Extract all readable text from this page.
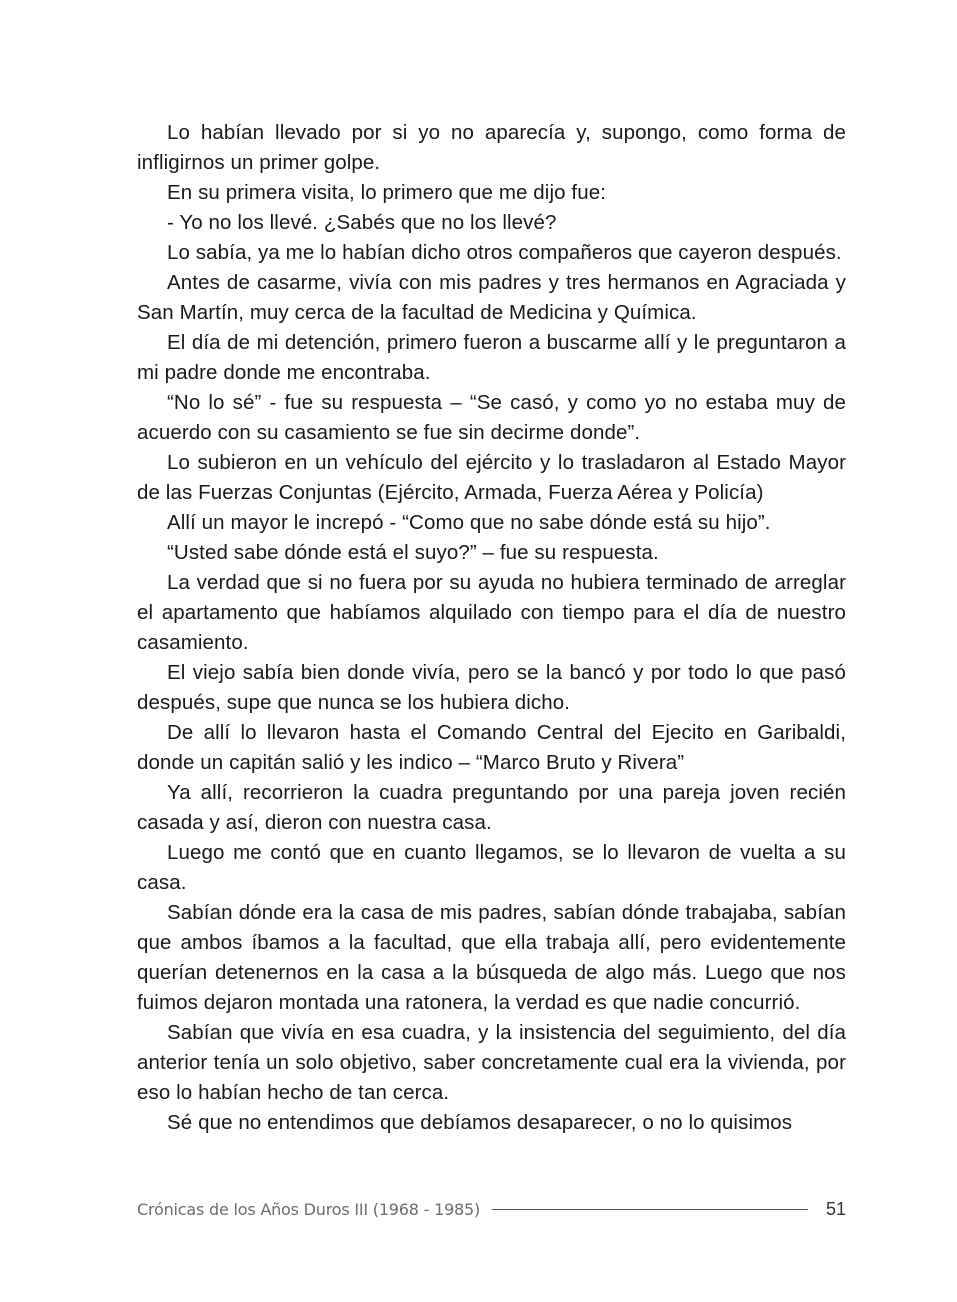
Lo habían llevado por si yo no aparecía y, supongo, como forma de infligirnos un primer golpe.

En su primera visita, lo primero que me dijo fue:

- Yo no los llevé. ¿Sabés que no los llevé?

Lo sabía, ya me lo habían dicho otros compañeros que cayeron después.

Antes de casarme, vivía con mis padres y tres hermanos en Agraciada y San Martín, muy cerca de la facultad de Medicina y Química.

El día de mi detención, primero fueron a buscarme allí y le preguntaron a mi padre donde me encontraba.

“No lo sé” - fue su respuesta – “Se casó, y como yo no estaba muy de acuerdo con su casamiento se fue sin decirme donde”.

Lo subieron en un vehículo del ejército y lo trasladaron al Estado Mayor de las Fuerzas Conjuntas (Ejército, Armada, Fuerza Aérea y Policía)

Allí un mayor le increpó - “Como que no sabe dónde está su hijo”.

“Usted sabe dónde está el suyo?” – fue su respuesta.

La verdad que si no fuera por su ayuda no hubiera terminado de arreglar el apartamento que habíamos alquilado con tiempo para el día de nuestro casamiento.

El viejo sabía bien donde vivía, pero se la bancó y por todo lo que pasó después, supe que nunca se los hubiera dicho.

De allí lo llevaron hasta el Comando Central del Ejecito en Garibaldi, donde un capitán salió y les indico – “Marco Bruto y Rivera”

Ya allí, recorrieron la cuadra preguntando por una pareja joven recién casada y así, dieron con nuestra casa.

Luego me contó que en cuanto llegamos, se lo llevaron de vuelta a su casa.

Sabían dónde era la casa de mis padres, sabían dónde trabajaba, sabían que ambos íbamos a la facultad, que ella trabaja allí, pero evidentemente querían detenernos en la casa a la búsqueda de algo más. Luego que nos fuimos dejaron montada una ratonera, la verdad es que nadie concurrió.

Sabían que vivía en esa cuadra, y la insistencia del seguimiento, del día anterior tenía un solo objetivo, saber concretamente cual era la vivienda, por eso lo habían hecho de tan cerca.

Sé que no entendimos que debíamos desaparecer, o no lo quisimos

Crónicas de los Años Duros III (1968 - 1985)	51
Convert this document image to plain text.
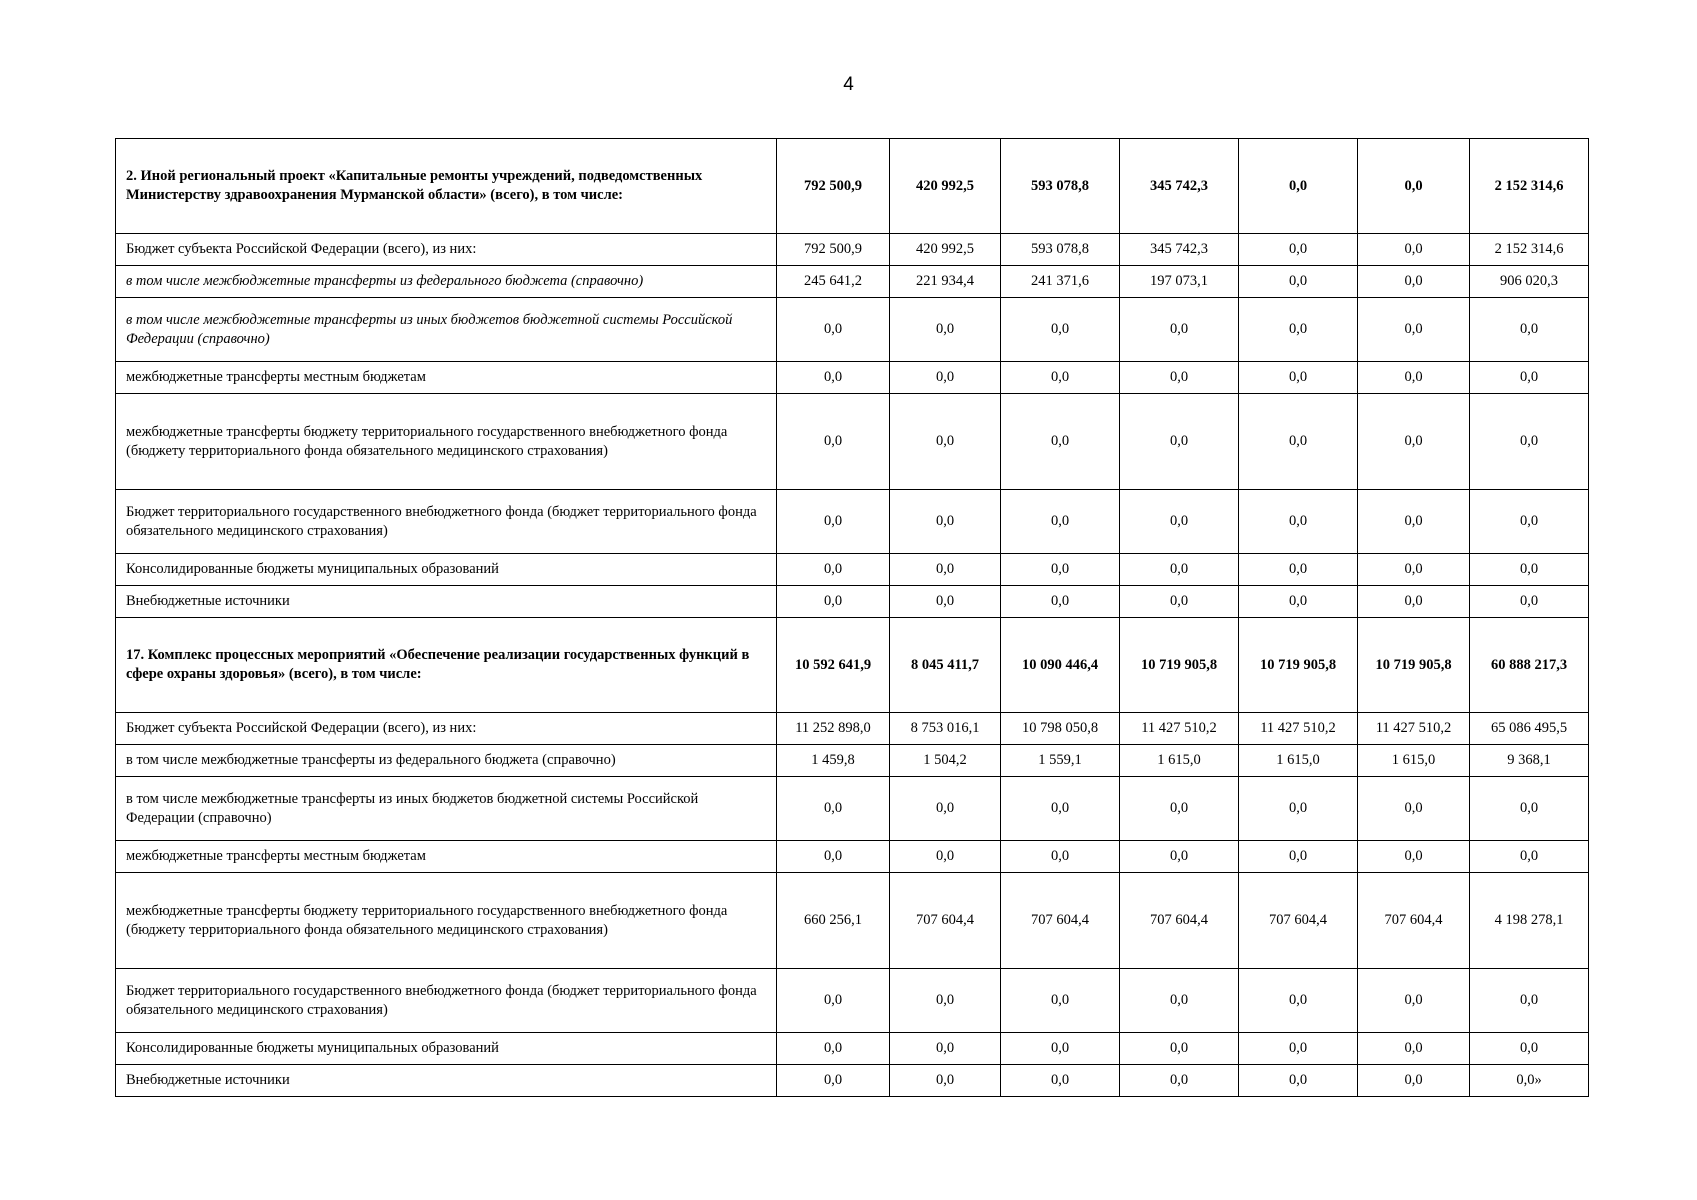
4
2. Иной региональный проект «Капитальные ремонты учреждений, подведомственных Министерству здравоохранения Мурманской области» (всего), в том числе:	792 500,9	420 992,5	593 078,8	345 742,3	0,0	0,0	2 152 314,6
Бюджет субъекта Российской Федерации (всего), из них:	792 500,9	420 992,5	593 078,8	345 742,3	0,0	0,0	2 152 314,6
в том числе межбюджетные трансферты из федерального бюджета (справочно)	245 641,2	221 934,4	241 371,6	197 073,1	0,0	0,0	906 020,3
в том числе межбюджетные трансферты из иных бюджетов бюджетной системы Российской Федерации (справочно)	0,0	0,0	0,0	0,0	0,0	0,0	0,0
межбюджетные трансферты местным бюджетам	0,0	0,0	0,0	0,0	0,0	0,0	0,0
межбюджетные трансферты бюджету территориального государственного внебюджетного фонда (бюджету территориального фонда обязательного медицинского страхования)	0,0	0,0	0,0	0,0	0,0	0,0	0,0
Бюджет территориального государственного внебюджетного фонда (бюджет территориального фонда обязательного медицинского страхования)	0,0	0,0	0,0	0,0	0,0	0,0	0,0
Консолидированные бюджеты муниципальных образований	0,0	0,0	0,0	0,0	0,0	0,0	0,0
Внебюджетные источники	0,0	0,0	0,0	0,0	0,0	0,0	0,0
17. Комплекс процессных мероприятий «Обеспечение реализации государственных функций в сфере охраны здоровья» (всего), в том числе:	10 592 641,9	8 045 411,7	10 090 446,4	10 719 905,8	10 719 905,8	10 719 905,8	60 888 217,3
Бюджет субъекта Российской Федерации (всего), из них:	11 252 898,0	8 753 016,1	10 798 050,8	11 427 510,2	11 427 510,2	11 427 510,2	65 086 495,5
в том числе межбюджетные трансферты из федерального бюджета (справочно)	1 459,8	1 504,2	1 559,1	1 615,0	1 615,0	1 615,0	9 368,1
в том числе межбюджетные трансферты из иных бюджетов бюджетной системы Российской Федерации (справочно)	0,0	0,0	0,0	0,0	0,0	0,0	0,0
межбюджетные трансферты местным бюджетам	0,0	0,0	0,0	0,0	0,0	0,0	0,0
межбюджетные трансферты бюджету территориального государственного внебюджетного фонда (бюджету территориального фонда обязательного медицинского страхования)	660 256,1	707 604,4	707 604,4	707 604,4	707 604,4	707 604,4	4 198 278,1
Бюджет территориального государственного внебюджетного фонда (бюджет территориального фонда обязательного медицинского страхования)	0,0	0,0	0,0	0,0	0,0	0,0	0,0
Консолидированные бюджеты муниципальных образований	0,0	0,0	0,0	0,0	0,0	0,0	0,0
Внебюджетные источники	0,0	0,0	0,0	0,0	0,0	0,0	0,0»
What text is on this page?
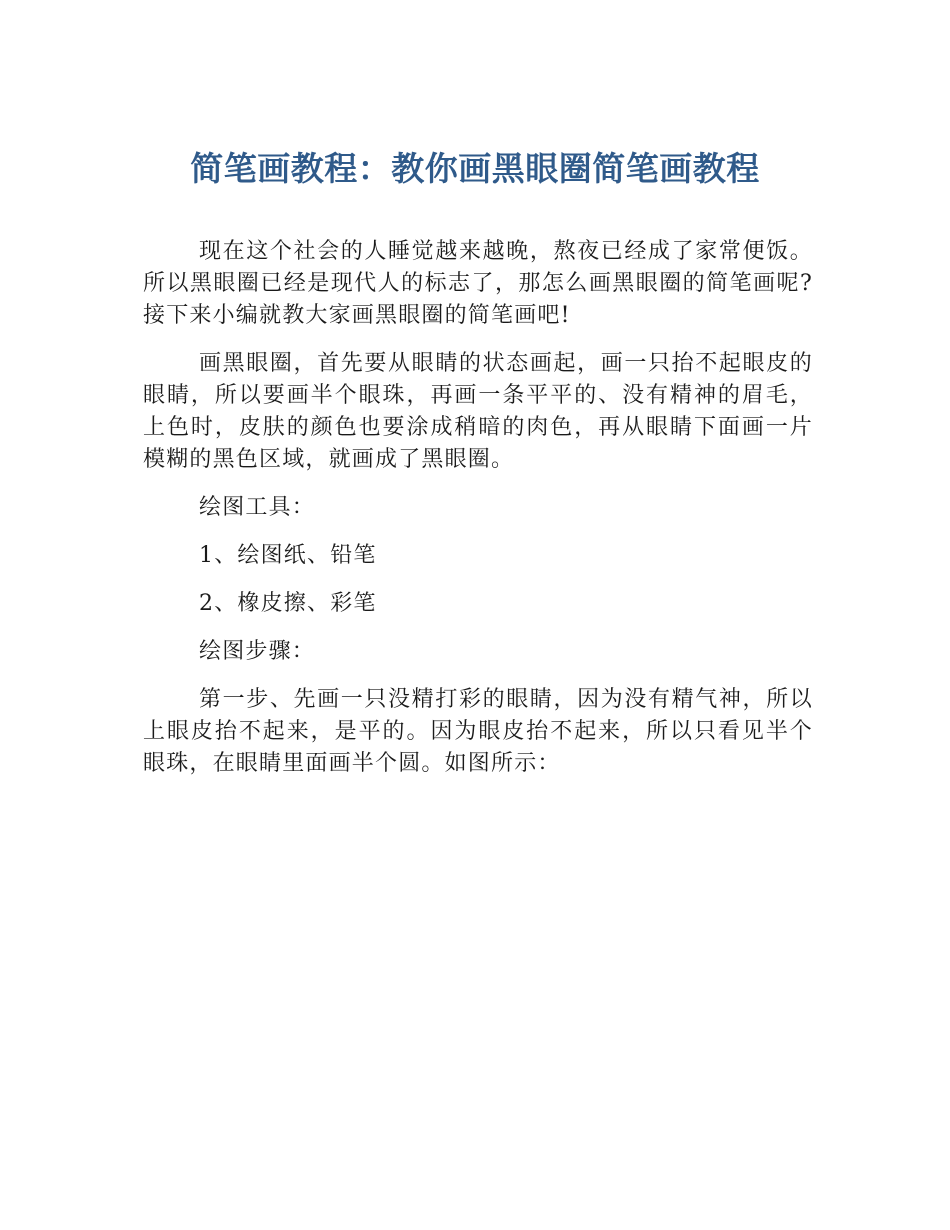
简笔画教程：教你画黑眼圈简笔画教程

现在这个社会的人睡觉越来越晚，熬夜已经成了家常便饭。所以黑眼圈已经是现代人的标志了，那怎么画黑眼圈的简笔画呢?接下来小编就教大家画黑眼圈的简笔画吧!

画黑眼圈，首先要从眼睛的状态画起，画一只抬不起眼皮的眼睛，所以要画半个眼珠，再画一条平平的、没有精神的眉毛，上色时，皮肤的颜色也要涂成稍暗的肉色，再从眼睛下面画一片模糊的黑色区域，就画成了黑眼圈。

绘图工具：

1、绘图纸、铅笔

2、橡皮擦、彩笔

绘图步骤：

第一步、先画一只没精打彩的眼睛，因为没有精气神，所以上眼皮抬不起来，是平的。因为眼皮抬不起来，所以只看见半个眼珠，在眼睛里面画半个圆。如图所示：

What is expected – Only the lines from the one containing "What text is on this page?" through the last line of the entries above belong in the copy; reproduce them exactly and drop every picture.

Correct result –
What text is on this page?
简笔画教程：教你画黑眼圈简笔画教程

现在这个社会的人睡觉越来越晚，熬夜已经成了家常便饭。所以黑眼圈已经是现代人的标志了，那怎么画黑眼圈的简笔画呢?接下来小编就教大家画黑眼圈的简笔画吧!

画黑眼圈，首先要从眼睛的状态画起，画一只抬不起眼皮的眼睛，所以要画半个眼珠，再画一条平平的、没有精神的眉毛，上色时，皮肤的颜色也要涂成稍暗的肉色，再从眼睛下面画一片模糊的黑色区域，就画成了黑眼圈。

绘图工具：

1、绘图纸、铅笔

2、橡皮擦、彩笔

绘图步骤：

第一步、先画一只没精打彩的眼睛，因为没有精气神，所以上眼皮抬不起来，是平的。因为眼皮抬不起来，所以只看见半个眼珠，在眼睛里面画半个圆。如图所示：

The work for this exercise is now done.